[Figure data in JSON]
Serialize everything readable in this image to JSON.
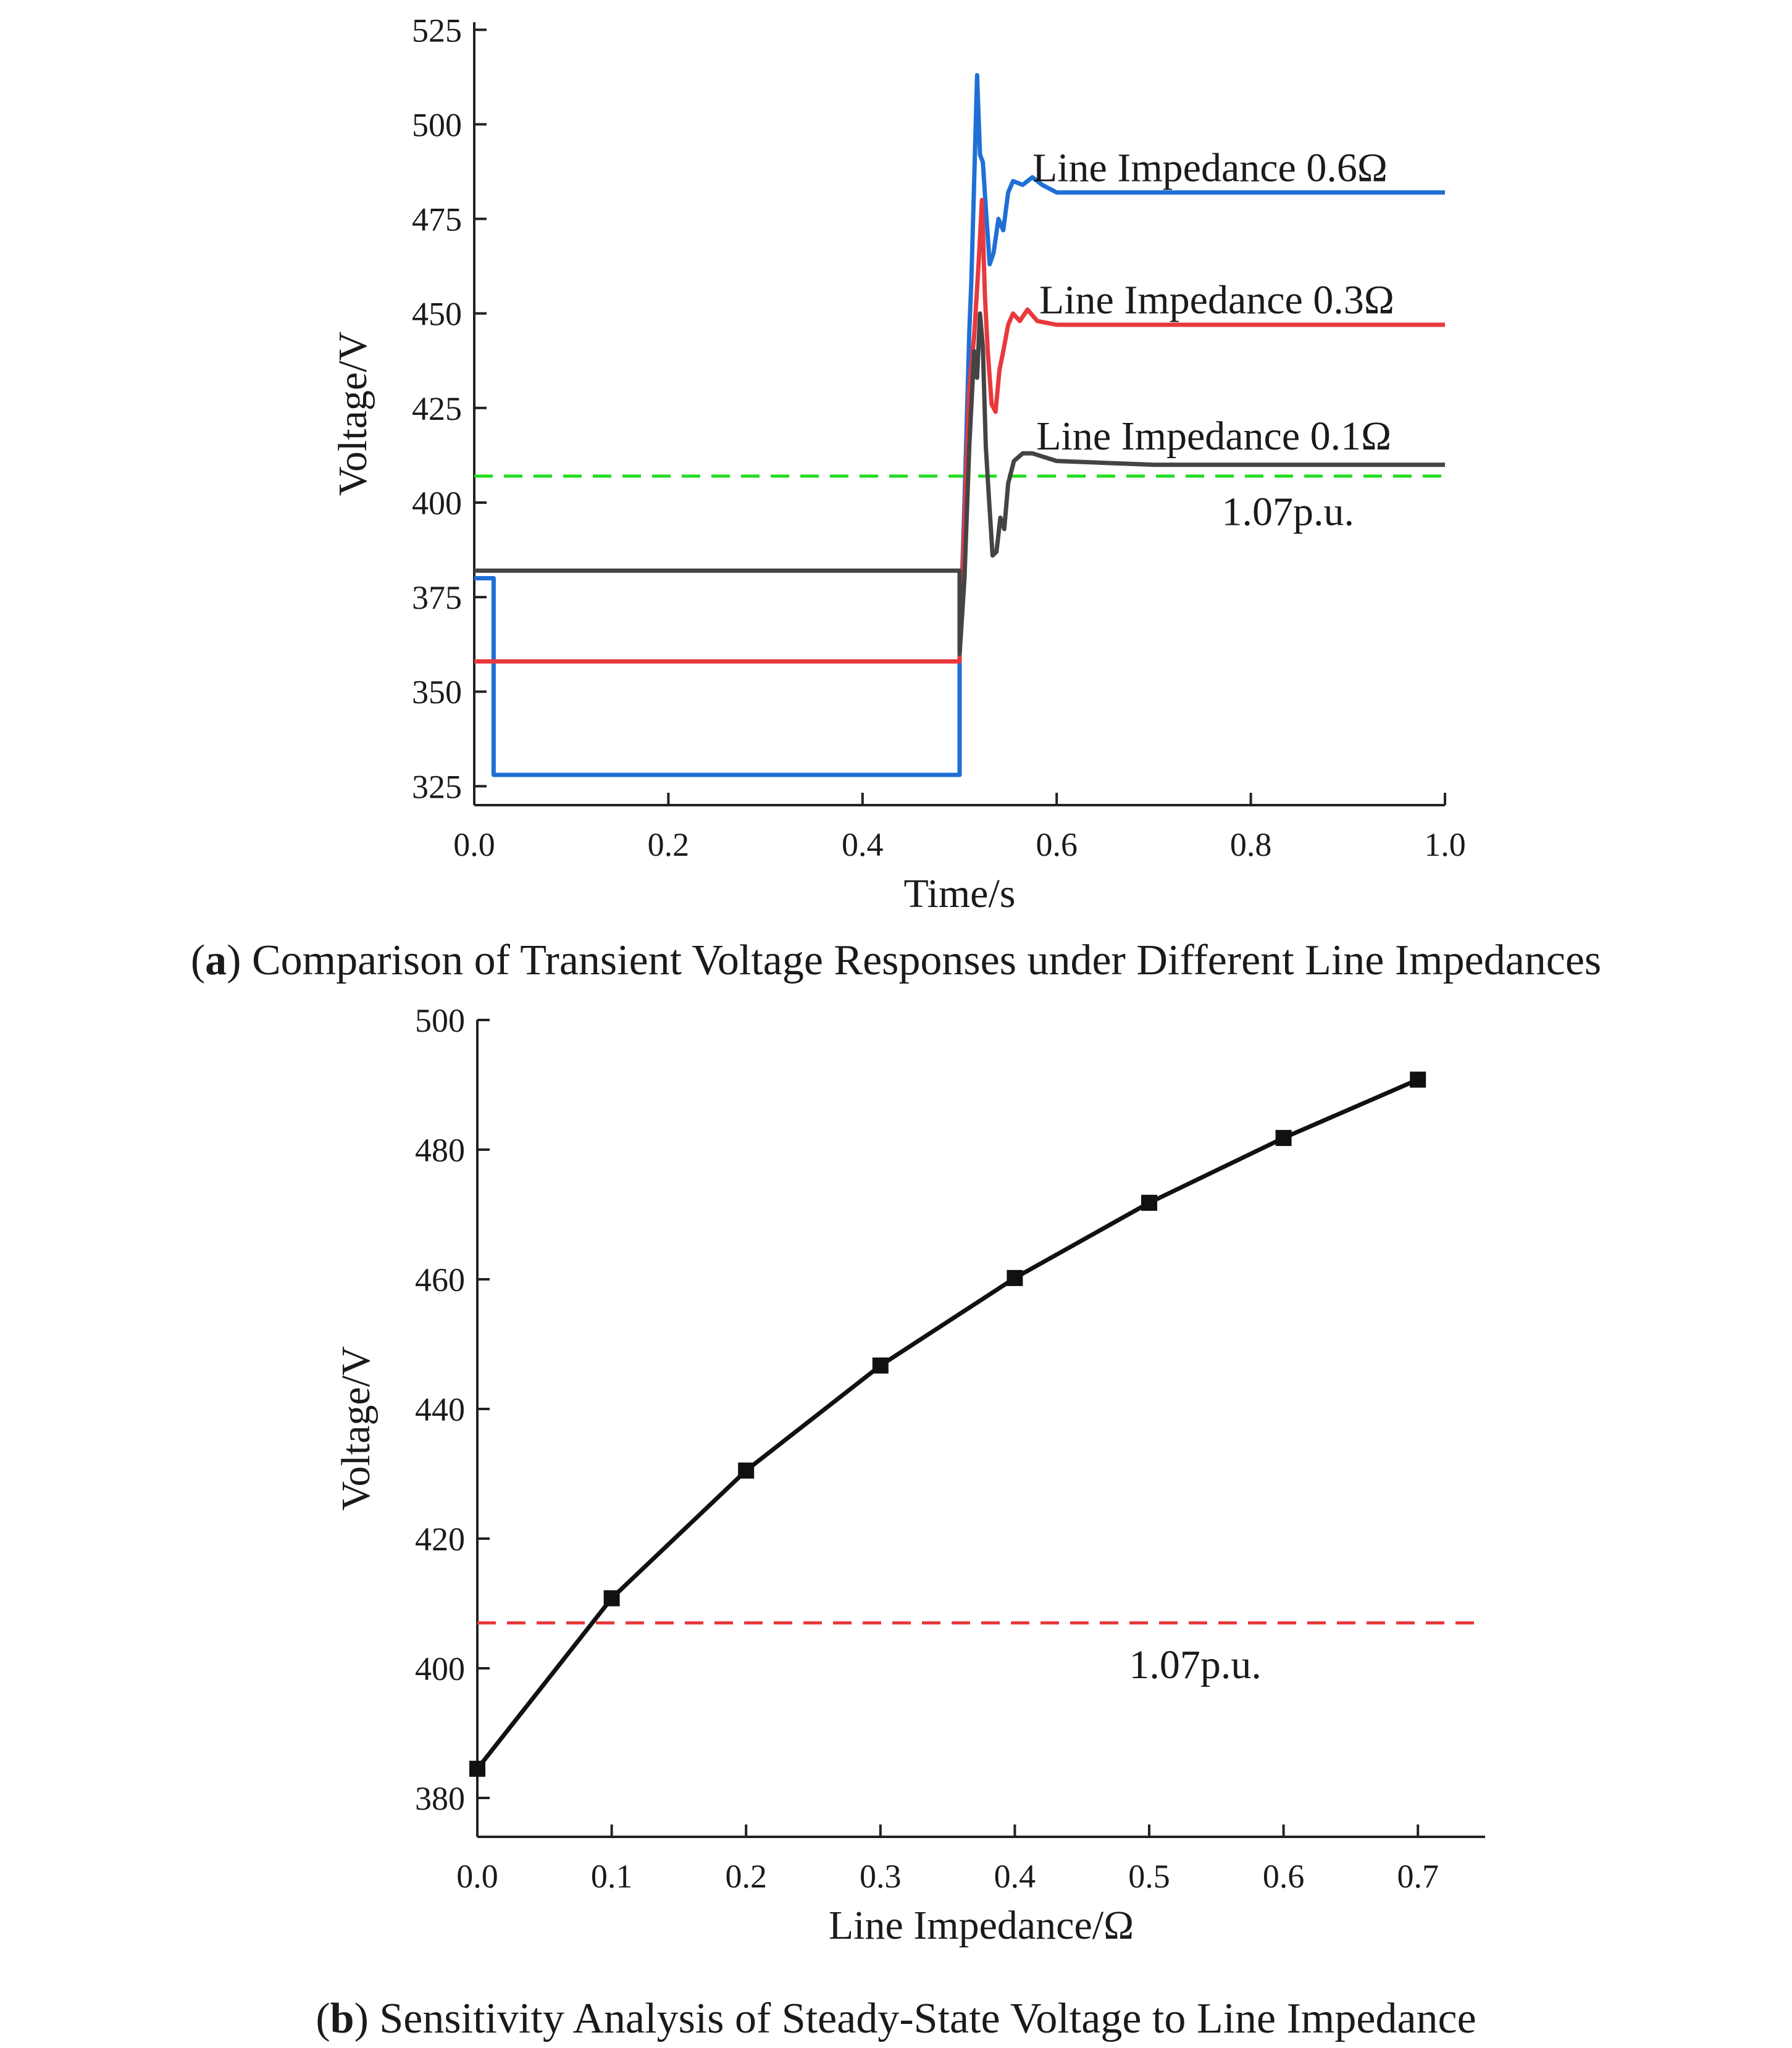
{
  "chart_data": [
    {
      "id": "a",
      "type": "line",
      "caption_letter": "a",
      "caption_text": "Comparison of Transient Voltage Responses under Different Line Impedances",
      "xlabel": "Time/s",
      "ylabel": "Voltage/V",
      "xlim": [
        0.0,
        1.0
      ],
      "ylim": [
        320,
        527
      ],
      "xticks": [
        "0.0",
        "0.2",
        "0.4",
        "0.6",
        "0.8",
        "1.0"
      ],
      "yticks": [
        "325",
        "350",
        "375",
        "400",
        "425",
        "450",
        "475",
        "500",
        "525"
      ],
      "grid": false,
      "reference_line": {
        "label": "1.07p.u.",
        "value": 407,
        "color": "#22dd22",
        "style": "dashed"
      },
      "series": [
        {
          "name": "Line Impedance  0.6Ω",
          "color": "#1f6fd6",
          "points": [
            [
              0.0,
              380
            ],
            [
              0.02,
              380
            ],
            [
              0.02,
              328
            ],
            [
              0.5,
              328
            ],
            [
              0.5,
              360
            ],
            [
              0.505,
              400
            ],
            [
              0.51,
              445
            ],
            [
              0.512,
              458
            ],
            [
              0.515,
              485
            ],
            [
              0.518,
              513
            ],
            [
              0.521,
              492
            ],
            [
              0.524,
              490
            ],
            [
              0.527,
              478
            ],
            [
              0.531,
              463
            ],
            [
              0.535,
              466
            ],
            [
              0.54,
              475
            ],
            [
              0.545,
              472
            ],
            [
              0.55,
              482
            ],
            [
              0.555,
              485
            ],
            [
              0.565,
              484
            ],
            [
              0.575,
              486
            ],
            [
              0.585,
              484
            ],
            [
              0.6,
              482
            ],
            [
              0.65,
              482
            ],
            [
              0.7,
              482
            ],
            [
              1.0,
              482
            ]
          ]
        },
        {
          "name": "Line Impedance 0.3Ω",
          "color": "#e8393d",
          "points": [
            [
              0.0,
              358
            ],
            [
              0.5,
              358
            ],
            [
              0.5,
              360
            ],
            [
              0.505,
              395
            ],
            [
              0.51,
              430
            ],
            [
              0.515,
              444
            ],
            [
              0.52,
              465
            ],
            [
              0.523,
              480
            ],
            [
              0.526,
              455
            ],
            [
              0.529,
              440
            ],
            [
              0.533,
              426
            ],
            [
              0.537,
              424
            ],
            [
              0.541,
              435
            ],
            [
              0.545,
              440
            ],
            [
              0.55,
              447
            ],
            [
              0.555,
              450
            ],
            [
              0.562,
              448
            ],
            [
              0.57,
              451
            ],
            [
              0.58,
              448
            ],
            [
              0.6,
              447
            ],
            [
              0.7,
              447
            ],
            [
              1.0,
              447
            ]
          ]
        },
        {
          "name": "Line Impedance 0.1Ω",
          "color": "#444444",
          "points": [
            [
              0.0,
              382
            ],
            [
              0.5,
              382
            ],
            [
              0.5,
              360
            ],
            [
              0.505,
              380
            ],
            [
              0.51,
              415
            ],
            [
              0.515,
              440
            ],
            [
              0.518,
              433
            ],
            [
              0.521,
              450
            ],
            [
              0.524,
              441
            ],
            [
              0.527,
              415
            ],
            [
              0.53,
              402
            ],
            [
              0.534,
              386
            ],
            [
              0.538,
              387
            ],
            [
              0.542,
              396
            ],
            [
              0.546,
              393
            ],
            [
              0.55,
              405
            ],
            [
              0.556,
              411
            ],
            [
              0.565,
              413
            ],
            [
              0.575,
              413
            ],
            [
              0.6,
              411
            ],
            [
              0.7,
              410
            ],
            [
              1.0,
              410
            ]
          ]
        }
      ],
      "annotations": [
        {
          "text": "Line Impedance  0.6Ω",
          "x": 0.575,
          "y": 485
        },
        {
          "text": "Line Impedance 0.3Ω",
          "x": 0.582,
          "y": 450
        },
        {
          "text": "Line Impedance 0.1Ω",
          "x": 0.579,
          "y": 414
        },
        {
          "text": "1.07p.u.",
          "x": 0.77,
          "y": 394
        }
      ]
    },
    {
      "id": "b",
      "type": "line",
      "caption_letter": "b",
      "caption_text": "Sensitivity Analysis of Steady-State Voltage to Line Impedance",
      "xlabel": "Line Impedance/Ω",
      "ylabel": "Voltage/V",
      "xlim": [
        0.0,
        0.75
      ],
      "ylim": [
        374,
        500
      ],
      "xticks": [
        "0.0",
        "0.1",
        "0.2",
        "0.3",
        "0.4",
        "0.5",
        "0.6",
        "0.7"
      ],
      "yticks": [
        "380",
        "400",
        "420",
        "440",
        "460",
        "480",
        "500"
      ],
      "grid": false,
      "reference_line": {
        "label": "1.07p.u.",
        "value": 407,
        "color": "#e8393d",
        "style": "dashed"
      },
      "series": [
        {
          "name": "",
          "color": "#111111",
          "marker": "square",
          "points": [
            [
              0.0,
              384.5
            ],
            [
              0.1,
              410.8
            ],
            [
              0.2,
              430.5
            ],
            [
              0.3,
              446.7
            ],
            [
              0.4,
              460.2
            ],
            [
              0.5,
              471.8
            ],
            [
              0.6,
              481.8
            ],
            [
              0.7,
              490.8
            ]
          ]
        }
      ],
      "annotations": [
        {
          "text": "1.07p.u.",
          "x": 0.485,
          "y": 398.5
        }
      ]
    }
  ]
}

What is needed:
Pictures in the records must not appear in the copy; transcribe everything else precisely.

Exercise answer:
Serialize everything readable in this image to JSON.
{
  "chart_data": [
    {
      "id": "a",
      "type": "line",
      "caption_letter": "a",
      "caption_text": "Comparison of Transient Voltage Responses under Different Line Impedances",
      "xlabel": "Time/s",
      "ylabel": "Voltage/V",
      "xlim": [
        0.0,
        1.0
      ],
      "ylim": [
        320,
        527
      ],
      "xticks": [
        "0.0",
        "0.2",
        "0.4",
        "0.6",
        "0.8",
        "1.0"
      ],
      "yticks": [
        "325",
        "350",
        "375",
        "400",
        "425",
        "450",
        "475",
        "500",
        "525"
      ],
      "grid": false,
      "reference_line": {
        "label": "1.07p.u.",
        "value": 407,
        "color": "#22dd22",
        "style": "dashed"
      },
      "series": [
        {
          "name": "Line Impedance  0.6Ω",
          "color": "#1f6fd6",
          "points": [
            [
              0.0,
              380
            ],
            [
              0.02,
              380
            ],
            [
              0.02,
              328
            ],
            [
              0.5,
              328
            ],
            [
              0.5,
              360
            ],
            [
              0.505,
              400
            ],
            [
              0.51,
              445
            ],
            [
              0.512,
              458
            ],
            [
              0.515,
              485
            ],
            [
              0.518,
              513
            ],
            [
              0.521,
              492
            ],
            [
              0.524,
              490
            ],
            [
              0.527,
              478
            ],
            [
              0.531,
              463
            ],
            [
              0.535,
              466
            ],
            [
              0.54,
              475
            ],
            [
              0.545,
              472
            ],
            [
              0.55,
              482
            ],
            [
              0.555,
              485
            ],
            [
              0.565,
              484
            ],
            [
              0.575,
              486
            ],
            [
              0.585,
              484
            ],
            [
              0.6,
              482
            ],
            [
              0.65,
              482
            ],
            [
              0.7,
              482
            ],
            [
              1.0,
              482
            ]
          ]
        },
        {
          "name": "Line Impedance 0.3Ω",
          "color": "#e8393d",
          "points": [
            [
              0.0,
              358
            ],
            [
              0.5,
              358
            ],
            [
              0.5,
              360
            ],
            [
              0.505,
              395
            ],
            [
              0.51,
              430
            ],
            [
              0.515,
              444
            ],
            [
              0.52,
              465
            ],
            [
              0.523,
              480
            ],
            [
              0.526,
              455
            ],
            [
              0.529,
              440
            ],
            [
              0.533,
              426
            ],
            [
              0.537,
              424
            ],
            [
              0.541,
              435
            ],
            [
              0.545,
              440
            ],
            [
              0.55,
              447
            ],
            [
              0.555,
              450
            ],
            [
              0.562,
              448
            ],
            [
              0.57,
              451
            ],
            [
              0.58,
              448
            ],
            [
              0.6,
              447
            ],
            [
              0.7,
              447
            ],
            [
              1.0,
              447
            ]
          ]
        },
        {
          "name": "Line Impedance 0.1Ω",
          "color": "#444444",
          "points": [
            [
              0.0,
              382
            ],
            [
              0.5,
              382
            ],
            [
              0.5,
              360
            ],
            [
              0.505,
              380
            ],
            [
              0.51,
              415
            ],
            [
              0.515,
              440
            ],
            [
              0.518,
              433
            ],
            [
              0.521,
              450
            ],
            [
              0.524,
              441
            ],
            [
              0.527,
              415
            ],
            [
              0.53,
              402
            ],
            [
              0.534,
              386
            ],
            [
              0.538,
              387
            ],
            [
              0.542,
              396
            ],
            [
              0.546,
              393
            ],
            [
              0.55,
              405
            ],
            [
              0.556,
              411
            ],
            [
              0.565,
              413
            ],
            [
              0.575,
              413
            ],
            [
              0.6,
              411
            ],
            [
              0.7,
              410
            ],
            [
              1.0,
              410
            ]
          ]
        }
      ],
      "annotations": [
        {
          "text": "Line Impedance  0.6Ω",
          "x": 0.575,
          "y": 485
        },
        {
          "text": "Line Impedance 0.3Ω",
          "x": 0.582,
          "y": 450
        },
        {
          "text": "Line Impedance 0.1Ω",
          "x": 0.579,
          "y": 414
        },
        {
          "text": "1.07p.u.",
          "x": 0.77,
          "y": 394
        }
      ]
    },
    {
      "id": "b",
      "type": "line",
      "caption_letter": "b",
      "caption_text": "Sensitivity Analysis of Steady-State Voltage to Line Impedance",
      "xlabel": "Line Impedance/Ω",
      "ylabel": "Voltage/V",
      "xlim": [
        0.0,
        0.75
      ],
      "ylim": [
        374,
        500
      ],
      "xticks": [
        "0.0",
        "0.1",
        "0.2",
        "0.3",
        "0.4",
        "0.5",
        "0.6",
        "0.7"
      ],
      "yticks": [
        "380",
        "400",
        "420",
        "440",
        "460",
        "480",
        "500"
      ],
      "grid": false,
      "reference_line": {
        "label": "1.07p.u.",
        "value": 407,
        "color": "#e8393d",
        "style": "dashed"
      },
      "series": [
        {
          "name": "",
          "color": "#111111",
          "marker": "square",
          "points": [
            [
              0.0,
              384.5
            ],
            [
              0.1,
              410.8
            ],
            [
              0.2,
              430.5
            ],
            [
              0.3,
              446.7
            ],
            [
              0.4,
              460.2
            ],
            [
              0.5,
              471.8
            ],
            [
              0.6,
              481.8
            ],
            [
              0.7,
              490.8
            ]
          ]
        }
      ],
      "annotations": [
        {
          "text": "1.07p.u.",
          "x": 0.485,
          "y": 398.5
        }
      ]
    }
  ]
}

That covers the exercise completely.